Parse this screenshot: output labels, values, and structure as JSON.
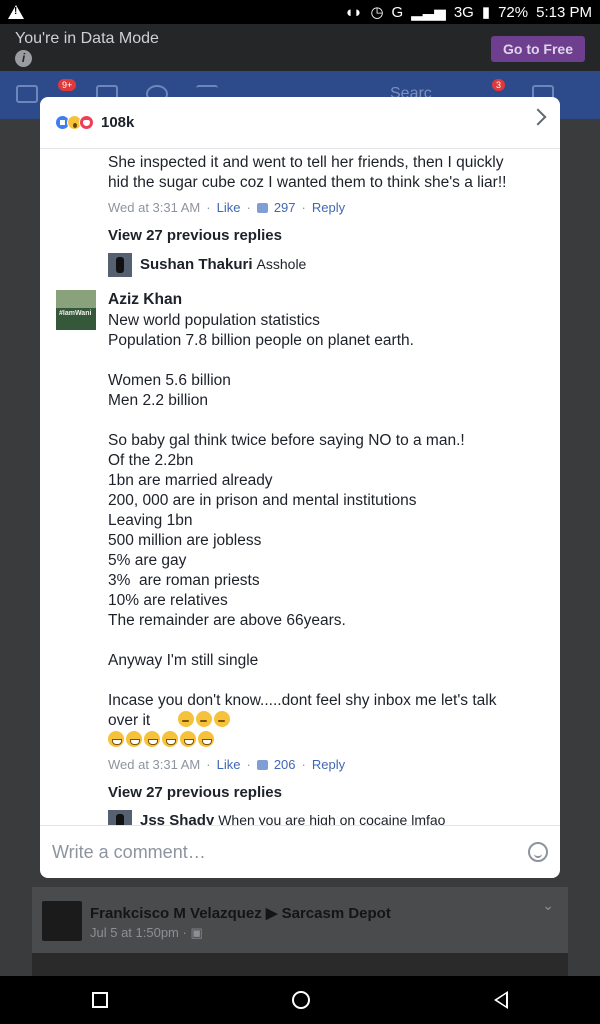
{
  "status_bar": {
    "battery": "72%",
    "time": "5:13 PM",
    "network": "G",
    "network2": "3G"
  },
  "data_mode": {
    "text": "You're in Data Mode",
    "button": "Go to Free"
  },
  "fb_bar": {
    "badge_notifications": "9+",
    "badge_messages": "3",
    "search_partial": "Searc"
  },
  "modal": {
    "reaction_count": "108k",
    "comments": {
      "c1_text": "She inspected it and went to tell her friends, then I quickly\nhid the sugar cube coz I wanted them to think she's a liar!!",
      "c1_time": "Wed at 3:31 AM",
      "c1_like": "Like",
      "c1_likes": "297",
      "c1_reply": "Reply",
      "c1_view_prev": "View 27 previous replies",
      "c1_reply_name": "Sushan Thakuri",
      "c1_reply_text": "Asshole",
      "c2_avatar_tag": "#IamWani",
      "c2_name": "Aziz Khan",
      "c2_text": "New world population statistics\nPopulation 7.8 billion people on planet earth.\n\nWomen 5.6 billion\nMen 2.2 billion\n\nSo baby gal think twice before saying NO to a man.!\nOf the 2.2bn\n1bn are married already\n200, 000 are in prison and mental institutions\nLeaving 1bn\n500 million are jobless\n5% are gay\n3%  are roman priests\n10% are relatives\nThe remainder are above 66years.\n\nAnyway I'm still single\n\nIncase you don't know.....dont feel shy inbox me let's talk\nover it",
      "c2_time": "Wed at 3:31 AM",
      "c2_like": "Like",
      "c2_likes": "206",
      "c2_reply": "Reply",
      "c2_view_prev": "View 27 previous replies",
      "c2_reply_name": "Jss Shady",
      "c2_reply_text": "When you are high on cocaine lmfao"
    },
    "comment_placeholder": "Write a comment…"
  },
  "background_post": {
    "author": "Frankcisco M Velazquez",
    "page": "Sarcasm Depot",
    "time": "Jul 5 at 1:50pm"
  }
}
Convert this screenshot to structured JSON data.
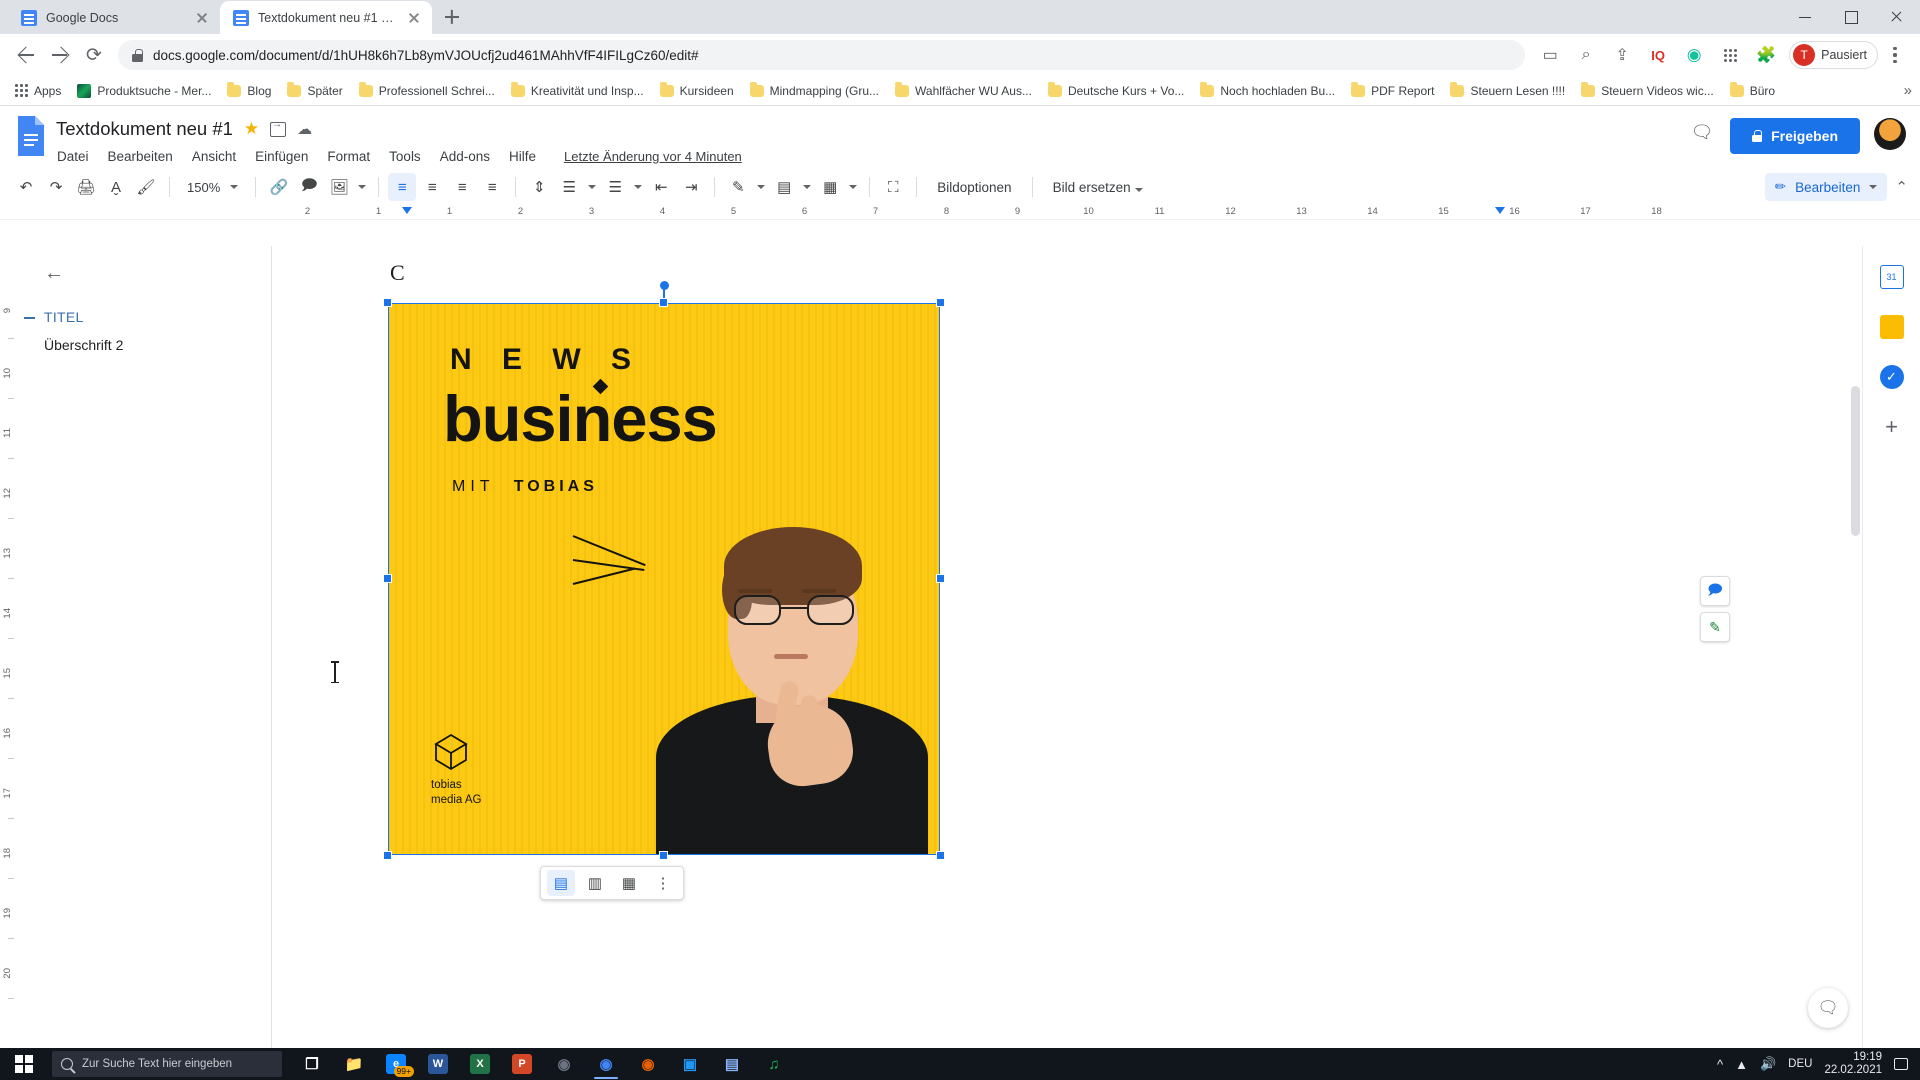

* * * * * * * * *

### GOAL
Without the pictures, extract every entry verbatim.

### PROBLEM SOLUTION
Parse this screenshot: output labels, values, and structure as JSON.
{
  "status_bar": {
    "battery": "72%",
    "time": "5:13 PM",
    "network": "G",
    "network2": "3G"
  },
  "data_mode": {
    "text": "You're in Data Mode",
    "button": "Go to Free"
  },
  "fb_bar": {
    "badge_notifications": "9+",
    "badge_messages": "3",
    "search_partial": "Searc"
  },
  "modal": {
    "reaction_count": "108k",
    "comments": {
      "c1_text": "She inspected it and went to tell her friends, then I quickly\nhid the sugar cube coz I wanted them to think she's a liar!!",
      "c1_time": "Wed at 3:31 AM",
      "c1_like": "Like",
      "c1_likes": "297",
      "c1_reply": "Reply",
      "c1_view_prev": "View 27 previous replies",
      "c1_reply_name": "Sushan Thakuri",
      "c1_reply_text": "Asshole",
      "c2_avatar_tag": "#IamWani",
      "c2_name": "Aziz Khan",
      "c2_text": "New world population statistics\nPopulation 7.8 billion people on planet earth.\n\nWomen 5.6 billion\nMen 2.2 billion\n\nSo baby gal think twice before saying NO to a man.!\nOf the 2.2bn\n1bn are married already\n200, 000 are in prison and mental institutions\nLeaving 1bn\n500 million are jobless\n5% are gay\n3%  are roman priests\n10% are relatives\nThe remainder are above 66years.\n\nAnyway I'm still single\n\nIncase you don't know.....dont feel shy inbox me let's talk\nover it",
      "c2_time": "Wed at 3:31 AM",
      "c2_like": "Like",
      "c2_likes": "206",
      "c2_reply": "Reply",
      "c2_view_prev": "View 27 previous replies",
      "c2_reply_name": "Jss Shady",
      "c2_reply_text": "When you are high on cocaine lmfao"
    },
    "comment_placeholder": "Write a comment…"
  },
  "background_post": {
    "author": "Frankcisco M Velazquez",
    "page": "Sarcasm Depot",
    "time": "Jul 5 at 1:50pm"
  }
}
Convert this screenshot to structured JSON data.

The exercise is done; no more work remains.